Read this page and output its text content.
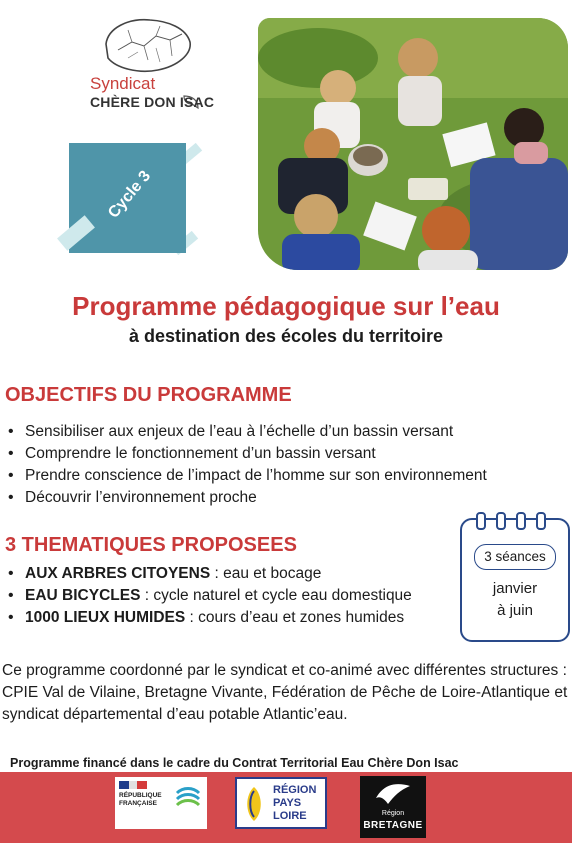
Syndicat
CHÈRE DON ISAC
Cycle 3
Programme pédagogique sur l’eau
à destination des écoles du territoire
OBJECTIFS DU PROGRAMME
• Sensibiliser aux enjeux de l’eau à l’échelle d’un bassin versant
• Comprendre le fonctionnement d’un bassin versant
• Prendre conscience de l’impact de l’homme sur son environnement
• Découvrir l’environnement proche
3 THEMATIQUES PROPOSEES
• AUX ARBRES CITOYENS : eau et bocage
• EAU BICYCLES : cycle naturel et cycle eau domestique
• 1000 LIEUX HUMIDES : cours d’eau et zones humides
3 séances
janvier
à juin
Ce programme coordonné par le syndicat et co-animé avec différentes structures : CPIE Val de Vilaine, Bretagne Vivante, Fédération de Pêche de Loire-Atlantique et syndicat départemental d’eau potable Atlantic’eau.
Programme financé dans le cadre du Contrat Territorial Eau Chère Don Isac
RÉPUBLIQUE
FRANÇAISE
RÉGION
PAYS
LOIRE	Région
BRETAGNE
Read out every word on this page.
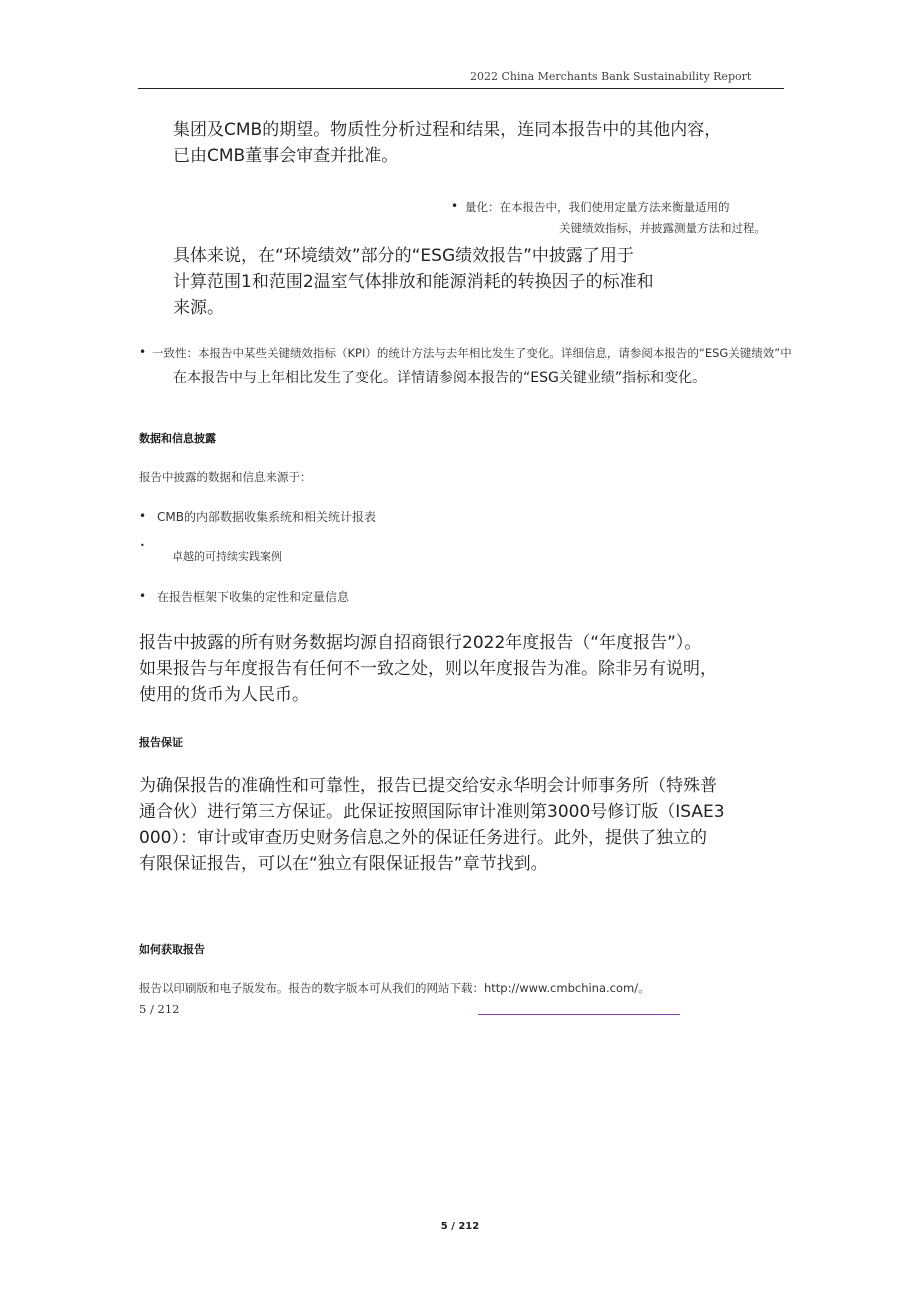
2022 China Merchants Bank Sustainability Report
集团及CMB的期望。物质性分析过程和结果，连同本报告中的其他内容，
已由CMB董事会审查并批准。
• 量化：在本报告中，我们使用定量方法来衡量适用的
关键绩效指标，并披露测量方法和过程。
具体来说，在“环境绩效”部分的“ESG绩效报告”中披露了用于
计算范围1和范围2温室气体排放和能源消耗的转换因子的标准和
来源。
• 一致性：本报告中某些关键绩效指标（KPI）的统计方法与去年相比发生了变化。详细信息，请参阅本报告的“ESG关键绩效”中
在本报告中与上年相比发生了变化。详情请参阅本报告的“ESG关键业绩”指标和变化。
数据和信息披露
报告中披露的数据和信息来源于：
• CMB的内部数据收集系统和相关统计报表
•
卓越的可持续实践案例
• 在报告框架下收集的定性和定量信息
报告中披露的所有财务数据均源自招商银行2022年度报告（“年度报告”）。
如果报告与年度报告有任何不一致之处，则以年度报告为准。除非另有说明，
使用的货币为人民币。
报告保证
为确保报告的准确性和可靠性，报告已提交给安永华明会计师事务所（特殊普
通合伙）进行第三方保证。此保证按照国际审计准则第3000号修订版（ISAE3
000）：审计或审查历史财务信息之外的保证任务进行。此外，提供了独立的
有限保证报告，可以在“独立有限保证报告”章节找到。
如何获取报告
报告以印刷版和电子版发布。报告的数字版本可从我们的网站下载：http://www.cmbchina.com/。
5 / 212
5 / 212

──────────

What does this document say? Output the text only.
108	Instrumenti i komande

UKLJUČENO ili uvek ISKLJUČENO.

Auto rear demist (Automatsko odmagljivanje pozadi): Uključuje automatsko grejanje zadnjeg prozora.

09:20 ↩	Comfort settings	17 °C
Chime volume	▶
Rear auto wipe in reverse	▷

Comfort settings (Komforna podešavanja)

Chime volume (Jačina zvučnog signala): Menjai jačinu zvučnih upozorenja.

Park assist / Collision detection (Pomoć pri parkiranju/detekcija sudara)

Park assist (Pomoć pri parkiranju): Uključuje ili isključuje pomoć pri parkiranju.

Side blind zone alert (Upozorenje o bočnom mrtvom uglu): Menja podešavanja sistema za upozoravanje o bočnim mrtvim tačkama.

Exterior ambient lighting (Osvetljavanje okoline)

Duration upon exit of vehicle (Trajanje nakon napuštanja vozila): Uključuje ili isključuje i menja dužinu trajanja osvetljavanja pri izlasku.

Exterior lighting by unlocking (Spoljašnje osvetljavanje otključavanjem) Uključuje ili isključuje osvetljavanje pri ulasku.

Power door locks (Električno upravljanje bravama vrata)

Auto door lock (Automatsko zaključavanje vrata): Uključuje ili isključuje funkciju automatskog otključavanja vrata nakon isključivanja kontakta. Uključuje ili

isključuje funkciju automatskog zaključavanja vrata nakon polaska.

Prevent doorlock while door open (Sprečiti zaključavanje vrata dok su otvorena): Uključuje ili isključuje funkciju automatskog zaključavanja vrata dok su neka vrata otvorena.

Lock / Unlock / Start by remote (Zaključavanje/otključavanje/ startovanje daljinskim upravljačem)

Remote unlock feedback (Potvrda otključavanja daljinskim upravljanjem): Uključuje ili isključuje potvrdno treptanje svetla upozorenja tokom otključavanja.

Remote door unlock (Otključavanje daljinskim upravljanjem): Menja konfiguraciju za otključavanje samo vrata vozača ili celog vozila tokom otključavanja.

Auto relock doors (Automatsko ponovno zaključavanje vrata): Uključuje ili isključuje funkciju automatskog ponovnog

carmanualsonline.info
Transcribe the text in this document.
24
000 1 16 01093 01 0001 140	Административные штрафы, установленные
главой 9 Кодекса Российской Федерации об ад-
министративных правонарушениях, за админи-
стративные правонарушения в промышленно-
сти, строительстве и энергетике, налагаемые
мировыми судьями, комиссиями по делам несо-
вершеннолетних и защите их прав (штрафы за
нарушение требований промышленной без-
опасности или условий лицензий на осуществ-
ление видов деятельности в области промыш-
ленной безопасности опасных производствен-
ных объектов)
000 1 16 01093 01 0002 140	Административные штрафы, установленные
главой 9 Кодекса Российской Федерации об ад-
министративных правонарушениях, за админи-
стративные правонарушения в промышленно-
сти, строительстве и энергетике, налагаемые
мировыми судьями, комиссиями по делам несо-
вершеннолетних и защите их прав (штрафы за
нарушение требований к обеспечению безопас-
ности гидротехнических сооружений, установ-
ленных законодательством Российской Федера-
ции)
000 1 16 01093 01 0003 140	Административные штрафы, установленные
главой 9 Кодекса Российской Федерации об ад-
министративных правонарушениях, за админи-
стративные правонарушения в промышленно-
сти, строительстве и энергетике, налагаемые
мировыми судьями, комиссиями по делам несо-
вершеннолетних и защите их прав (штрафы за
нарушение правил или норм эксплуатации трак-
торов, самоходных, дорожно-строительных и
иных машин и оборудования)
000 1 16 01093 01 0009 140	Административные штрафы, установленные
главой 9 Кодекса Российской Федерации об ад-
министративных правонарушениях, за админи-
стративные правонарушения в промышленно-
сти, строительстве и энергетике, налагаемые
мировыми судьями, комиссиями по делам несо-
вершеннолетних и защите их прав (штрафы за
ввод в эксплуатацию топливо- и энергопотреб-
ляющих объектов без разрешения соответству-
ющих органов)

──────────

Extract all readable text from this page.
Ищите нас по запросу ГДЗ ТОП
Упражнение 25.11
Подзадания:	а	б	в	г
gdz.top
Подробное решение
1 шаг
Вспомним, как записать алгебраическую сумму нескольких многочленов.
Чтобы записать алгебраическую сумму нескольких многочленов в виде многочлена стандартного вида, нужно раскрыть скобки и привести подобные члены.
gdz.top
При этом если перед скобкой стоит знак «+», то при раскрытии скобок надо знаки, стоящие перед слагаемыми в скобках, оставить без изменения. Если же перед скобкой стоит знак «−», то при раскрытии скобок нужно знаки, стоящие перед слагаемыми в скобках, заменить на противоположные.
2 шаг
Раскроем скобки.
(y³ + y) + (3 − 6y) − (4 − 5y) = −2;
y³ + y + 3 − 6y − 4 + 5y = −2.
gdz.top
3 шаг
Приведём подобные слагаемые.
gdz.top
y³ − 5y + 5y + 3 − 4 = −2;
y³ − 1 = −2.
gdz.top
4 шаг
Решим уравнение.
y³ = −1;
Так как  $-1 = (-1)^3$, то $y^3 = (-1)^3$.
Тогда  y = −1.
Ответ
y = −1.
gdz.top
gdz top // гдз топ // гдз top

──────────

Which lines contain "assist"? Show each of them.

-- Exercise solution --
Park assist / Collision detection (Pomoć pri parkiranju/detekcija sudara)
Park assist (Pomoć pri parkiranju): Uključuje ili isključuje pomoć pri parkiranju.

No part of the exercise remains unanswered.